§ Problem description:
How many lines in the entries below contain the string "level"? Give the number alone.

§ Records provided:
+ + + + + + +
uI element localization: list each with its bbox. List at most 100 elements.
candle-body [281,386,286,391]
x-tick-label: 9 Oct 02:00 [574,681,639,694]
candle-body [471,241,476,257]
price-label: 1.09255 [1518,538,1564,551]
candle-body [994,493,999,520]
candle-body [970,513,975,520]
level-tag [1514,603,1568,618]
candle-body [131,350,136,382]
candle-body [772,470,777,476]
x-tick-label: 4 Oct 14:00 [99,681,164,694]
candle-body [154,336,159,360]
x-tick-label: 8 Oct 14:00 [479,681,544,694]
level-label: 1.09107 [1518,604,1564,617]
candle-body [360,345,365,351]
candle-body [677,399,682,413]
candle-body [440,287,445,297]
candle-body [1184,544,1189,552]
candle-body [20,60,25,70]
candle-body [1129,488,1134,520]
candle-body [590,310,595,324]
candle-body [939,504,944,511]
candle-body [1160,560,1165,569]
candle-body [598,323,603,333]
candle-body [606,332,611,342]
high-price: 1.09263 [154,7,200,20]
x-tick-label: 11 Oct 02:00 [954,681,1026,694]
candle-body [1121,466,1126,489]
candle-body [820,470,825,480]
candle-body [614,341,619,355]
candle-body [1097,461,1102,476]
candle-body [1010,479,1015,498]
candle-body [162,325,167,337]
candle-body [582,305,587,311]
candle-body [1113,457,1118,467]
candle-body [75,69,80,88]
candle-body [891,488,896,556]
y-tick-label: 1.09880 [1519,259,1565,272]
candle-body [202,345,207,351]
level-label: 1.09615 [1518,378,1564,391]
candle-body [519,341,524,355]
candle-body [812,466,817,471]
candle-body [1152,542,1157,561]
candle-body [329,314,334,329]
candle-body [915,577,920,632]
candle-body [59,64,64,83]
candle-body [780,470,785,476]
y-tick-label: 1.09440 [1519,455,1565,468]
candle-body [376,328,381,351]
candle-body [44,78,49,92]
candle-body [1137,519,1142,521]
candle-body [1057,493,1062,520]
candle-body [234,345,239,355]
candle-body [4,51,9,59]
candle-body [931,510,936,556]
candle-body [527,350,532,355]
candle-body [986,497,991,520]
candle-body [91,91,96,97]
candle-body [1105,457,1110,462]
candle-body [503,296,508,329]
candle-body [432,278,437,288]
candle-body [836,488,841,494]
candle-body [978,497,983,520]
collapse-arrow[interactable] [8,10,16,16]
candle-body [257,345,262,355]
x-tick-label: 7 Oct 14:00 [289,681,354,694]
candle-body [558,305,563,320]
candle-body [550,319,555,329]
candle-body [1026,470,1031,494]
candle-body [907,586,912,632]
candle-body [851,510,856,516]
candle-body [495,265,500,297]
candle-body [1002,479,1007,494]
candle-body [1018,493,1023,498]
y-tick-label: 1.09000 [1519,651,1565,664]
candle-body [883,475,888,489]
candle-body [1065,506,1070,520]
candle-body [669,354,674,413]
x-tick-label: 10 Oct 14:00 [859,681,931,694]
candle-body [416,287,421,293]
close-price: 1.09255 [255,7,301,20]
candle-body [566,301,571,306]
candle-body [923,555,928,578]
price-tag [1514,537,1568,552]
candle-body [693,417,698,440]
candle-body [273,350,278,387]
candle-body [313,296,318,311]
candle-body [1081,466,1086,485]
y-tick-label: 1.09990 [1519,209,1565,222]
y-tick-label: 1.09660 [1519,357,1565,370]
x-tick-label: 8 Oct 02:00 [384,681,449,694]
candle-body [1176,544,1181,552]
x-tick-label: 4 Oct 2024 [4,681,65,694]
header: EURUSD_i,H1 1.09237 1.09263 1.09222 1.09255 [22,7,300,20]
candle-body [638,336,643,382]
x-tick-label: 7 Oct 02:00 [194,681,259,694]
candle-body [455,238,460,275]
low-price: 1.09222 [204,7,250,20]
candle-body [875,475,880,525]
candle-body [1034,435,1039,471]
+ + + + + + +
§ Exercise solution:
3